▶ TASK DETAILS: Your task is to output all the records below, word for word.
--- Start PROVIDED MATERIAL ---
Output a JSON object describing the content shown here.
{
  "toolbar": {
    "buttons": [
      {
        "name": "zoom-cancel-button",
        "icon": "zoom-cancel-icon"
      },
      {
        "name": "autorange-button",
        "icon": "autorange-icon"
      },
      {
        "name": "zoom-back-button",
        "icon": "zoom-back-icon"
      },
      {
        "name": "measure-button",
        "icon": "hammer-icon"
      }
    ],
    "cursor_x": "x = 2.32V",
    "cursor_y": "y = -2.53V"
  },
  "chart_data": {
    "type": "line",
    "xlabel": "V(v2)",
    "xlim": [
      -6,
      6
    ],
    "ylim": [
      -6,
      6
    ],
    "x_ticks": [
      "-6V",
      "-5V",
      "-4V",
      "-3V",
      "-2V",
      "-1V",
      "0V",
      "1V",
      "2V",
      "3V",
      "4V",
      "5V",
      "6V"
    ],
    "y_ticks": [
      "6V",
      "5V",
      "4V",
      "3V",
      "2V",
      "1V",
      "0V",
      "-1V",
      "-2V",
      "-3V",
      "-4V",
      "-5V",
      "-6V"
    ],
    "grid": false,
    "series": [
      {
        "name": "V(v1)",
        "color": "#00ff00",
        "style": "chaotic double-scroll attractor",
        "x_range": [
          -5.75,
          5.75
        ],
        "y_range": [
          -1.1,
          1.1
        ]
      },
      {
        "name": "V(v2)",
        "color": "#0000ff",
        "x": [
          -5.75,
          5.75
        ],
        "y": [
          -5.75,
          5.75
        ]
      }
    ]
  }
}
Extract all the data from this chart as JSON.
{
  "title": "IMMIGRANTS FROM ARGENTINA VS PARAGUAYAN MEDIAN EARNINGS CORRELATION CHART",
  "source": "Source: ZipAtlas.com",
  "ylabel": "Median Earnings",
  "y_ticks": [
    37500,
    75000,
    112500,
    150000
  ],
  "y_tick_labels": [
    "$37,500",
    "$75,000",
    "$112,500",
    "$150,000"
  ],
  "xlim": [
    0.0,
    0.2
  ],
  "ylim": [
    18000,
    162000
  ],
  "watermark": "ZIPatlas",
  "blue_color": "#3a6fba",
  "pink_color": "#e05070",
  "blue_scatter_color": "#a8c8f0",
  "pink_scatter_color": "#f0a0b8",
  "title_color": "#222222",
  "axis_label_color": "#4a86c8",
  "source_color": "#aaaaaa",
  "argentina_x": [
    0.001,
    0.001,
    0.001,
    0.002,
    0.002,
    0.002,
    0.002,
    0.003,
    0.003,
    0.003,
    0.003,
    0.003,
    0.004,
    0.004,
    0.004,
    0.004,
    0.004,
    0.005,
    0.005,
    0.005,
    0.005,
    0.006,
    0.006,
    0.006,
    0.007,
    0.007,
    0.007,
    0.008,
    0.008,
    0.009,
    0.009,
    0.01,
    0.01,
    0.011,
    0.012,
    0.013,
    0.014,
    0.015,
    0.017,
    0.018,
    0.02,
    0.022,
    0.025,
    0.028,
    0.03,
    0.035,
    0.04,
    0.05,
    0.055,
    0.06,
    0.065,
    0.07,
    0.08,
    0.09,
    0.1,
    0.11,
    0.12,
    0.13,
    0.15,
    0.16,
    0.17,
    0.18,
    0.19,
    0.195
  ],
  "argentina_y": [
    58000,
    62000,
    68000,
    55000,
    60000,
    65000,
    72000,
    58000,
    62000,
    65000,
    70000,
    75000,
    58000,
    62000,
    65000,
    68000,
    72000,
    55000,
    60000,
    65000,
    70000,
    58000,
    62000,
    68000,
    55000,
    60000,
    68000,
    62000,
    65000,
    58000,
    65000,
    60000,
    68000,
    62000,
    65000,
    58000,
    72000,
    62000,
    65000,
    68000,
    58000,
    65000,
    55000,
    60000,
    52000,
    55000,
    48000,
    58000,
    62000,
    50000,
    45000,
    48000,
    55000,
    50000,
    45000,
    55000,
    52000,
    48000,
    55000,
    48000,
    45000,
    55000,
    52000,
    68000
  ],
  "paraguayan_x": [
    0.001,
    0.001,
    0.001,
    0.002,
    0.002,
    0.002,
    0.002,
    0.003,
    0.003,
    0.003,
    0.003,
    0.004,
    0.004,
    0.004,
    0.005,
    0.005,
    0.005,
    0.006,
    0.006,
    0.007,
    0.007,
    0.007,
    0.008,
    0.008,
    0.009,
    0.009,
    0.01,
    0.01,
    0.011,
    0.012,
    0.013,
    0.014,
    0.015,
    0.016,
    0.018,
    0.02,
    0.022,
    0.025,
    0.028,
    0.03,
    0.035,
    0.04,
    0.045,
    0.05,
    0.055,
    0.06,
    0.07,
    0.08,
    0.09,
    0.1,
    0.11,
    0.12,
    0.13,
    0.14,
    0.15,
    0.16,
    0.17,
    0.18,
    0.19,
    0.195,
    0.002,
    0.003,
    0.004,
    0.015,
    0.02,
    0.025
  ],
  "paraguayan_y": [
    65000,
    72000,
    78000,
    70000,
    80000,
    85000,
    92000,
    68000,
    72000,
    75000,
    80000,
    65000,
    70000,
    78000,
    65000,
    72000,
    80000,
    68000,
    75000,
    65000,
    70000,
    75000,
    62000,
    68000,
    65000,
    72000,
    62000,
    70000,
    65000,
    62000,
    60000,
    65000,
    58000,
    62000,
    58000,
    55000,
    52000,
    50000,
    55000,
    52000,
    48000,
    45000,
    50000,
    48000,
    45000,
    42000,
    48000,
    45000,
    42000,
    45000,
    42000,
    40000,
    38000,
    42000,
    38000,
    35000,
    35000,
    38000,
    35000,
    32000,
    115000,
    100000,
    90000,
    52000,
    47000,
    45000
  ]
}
--- End PROVIDED MATERIAL ---
▶ TASK SOLUTION:
Output a JSON object describing the content shown here.
{
  "toolbar": {
    "buttons": [
      {
        "name": "zoom-cancel-button",
        "icon": "zoom-cancel-icon"
      },
      {
        "name": "autorange-button",
        "icon": "autorange-icon"
      },
      {
        "name": "zoom-back-button",
        "icon": "zoom-back-icon"
      },
      {
        "name": "measure-button",
        "icon": "hammer-icon"
      }
    ],
    "cursor_x": "x = 2.32V",
    "cursor_y": "y = -2.53V"
  },
  "chart_data": {
    "type": "line",
    "xlabel": "V(v2)",
    "xlim": [
      -6,
      6
    ],
    "ylim": [
      -6,
      6
    ],
    "x_ticks": [
      "-6V",
      "-5V",
      "-4V",
      "-3V",
      "-2V",
      "-1V",
      "0V",
      "1V",
      "2V",
      "3V",
      "4V",
      "5V",
      "6V"
    ],
    "y_ticks": [
      "6V",
      "5V",
      "4V",
      "3V",
      "2V",
      "1V",
      "0V",
      "-1V",
      "-2V",
      "-3V",
      "-4V",
      "-5V",
      "-6V"
    ],
    "grid": false,
    "series": [
      {
        "name": "V(v1)",
        "color": "#00ff00",
        "style": "chaotic double-scroll attractor",
        "x_range": [
          -5.75,
          5.75
        ],
        "y_range": [
          -1.1,
          1.1
        ]
      },
      {
        "name": "V(v2)",
        "color": "#0000ff",
        "x": [
          -5.75,
          5.75
        ],
        "y": [
          -5.75,
          5.75
        ]
      }
    ]
  }
}
Extract all the data from this chart as JSON.
{
  "title": "IMMIGRANTS FROM ARGENTINA VS PARAGUAYAN MEDIAN EARNINGS CORRELATION CHART",
  "source": "Source: ZipAtlas.com",
  "ylabel": "Median Earnings",
  "y_ticks": [
    37500,
    75000,
    112500,
    150000
  ],
  "y_tick_labels": [
    "$37,500",
    "$75,000",
    "$112,500",
    "$150,000"
  ],
  "xlim": [
    0.0,
    0.2
  ],
  "ylim": [
    18000,
    162000
  ],
  "watermark": "ZIPatlas",
  "blue_color": "#3a6fba",
  "pink_color": "#e05070",
  "blue_scatter_color": "#a8c8f0",
  "pink_scatter_color": "#f0a0b8",
  "title_color": "#222222",
  "axis_label_color": "#4a86c8",
  "source_color": "#aaaaaa",
  "argentina_x": [
    0.001,
    0.001,
    0.001,
    0.002,
    0.002,
    0.002,
    0.002,
    0.003,
    0.003,
    0.003,
    0.003,
    0.003,
    0.004,
    0.004,
    0.004,
    0.004,
    0.004,
    0.005,
    0.005,
    0.005,
    0.005,
    0.006,
    0.006,
    0.006,
    0.007,
    0.007,
    0.007,
    0.008,
    0.008,
    0.009,
    0.009,
    0.01,
    0.01,
    0.011,
    0.012,
    0.013,
    0.014,
    0.015,
    0.017,
    0.018,
    0.02,
    0.022,
    0.025,
    0.028,
    0.03,
    0.035,
    0.04,
    0.05,
    0.055,
    0.06,
    0.065,
    0.07,
    0.08,
    0.09,
    0.1,
    0.11,
    0.12,
    0.13,
    0.15,
    0.16,
    0.17,
    0.18,
    0.19,
    0.195
  ],
  "argentina_y": [
    58000,
    62000,
    68000,
    55000,
    60000,
    65000,
    72000,
    58000,
    62000,
    65000,
    70000,
    75000,
    58000,
    62000,
    65000,
    68000,
    72000,
    55000,
    60000,
    65000,
    70000,
    58000,
    62000,
    68000,
    55000,
    60000,
    68000,
    62000,
    65000,
    58000,
    65000,
    60000,
    68000,
    62000,
    65000,
    58000,
    72000,
    62000,
    65000,
    68000,
    58000,
    65000,
    55000,
    60000,
    52000,
    55000,
    48000,
    58000,
    62000,
    50000,
    45000,
    48000,
    55000,
    50000,
    45000,
    55000,
    52000,
    48000,
    55000,
    48000,
    45000,
    55000,
    52000,
    68000
  ],
  "paraguayan_x": [
    0.001,
    0.001,
    0.001,
    0.002,
    0.002,
    0.002,
    0.002,
    0.003,
    0.003,
    0.003,
    0.003,
    0.004,
    0.004,
    0.004,
    0.005,
    0.005,
    0.005,
    0.006,
    0.006,
    0.007,
    0.007,
    0.007,
    0.008,
    0.008,
    0.009,
    0.009,
    0.01,
    0.01,
    0.011,
    0.012,
    0.013,
    0.014,
    0.015,
    0.016,
    0.018,
    0.02,
    0.022,
    0.025,
    0.028,
    0.03,
    0.035,
    0.04,
    0.045,
    0.05,
    0.055,
    0.06,
    0.07,
    0.08,
    0.09,
    0.1,
    0.11,
    0.12,
    0.13,
    0.14,
    0.15,
    0.16,
    0.17,
    0.18,
    0.19,
    0.195,
    0.002,
    0.003,
    0.004,
    0.015,
    0.02,
    0.025
  ],
  "paraguayan_y": [
    65000,
    72000,
    78000,
    70000,
    80000,
    85000,
    92000,
    68000,
    72000,
    75000,
    80000,
    65000,
    70000,
    78000,
    65000,
    72000,
    80000,
    68000,
    75000,
    65000,
    70000,
    75000,
    62000,
    68000,
    65000,
    72000,
    62000,
    70000,
    65000,
    62000,
    60000,
    65000,
    58000,
    62000,
    58000,
    55000,
    52000,
    50000,
    55000,
    52000,
    48000,
    45000,
    50000,
    48000,
    45000,
    42000,
    48000,
    45000,
    42000,
    45000,
    42000,
    40000,
    38000,
    42000,
    38000,
    35000,
    35000,
    38000,
    35000,
    32000,
    115000,
    100000,
    90000,
    52000,
    47000,
    45000
  ]
}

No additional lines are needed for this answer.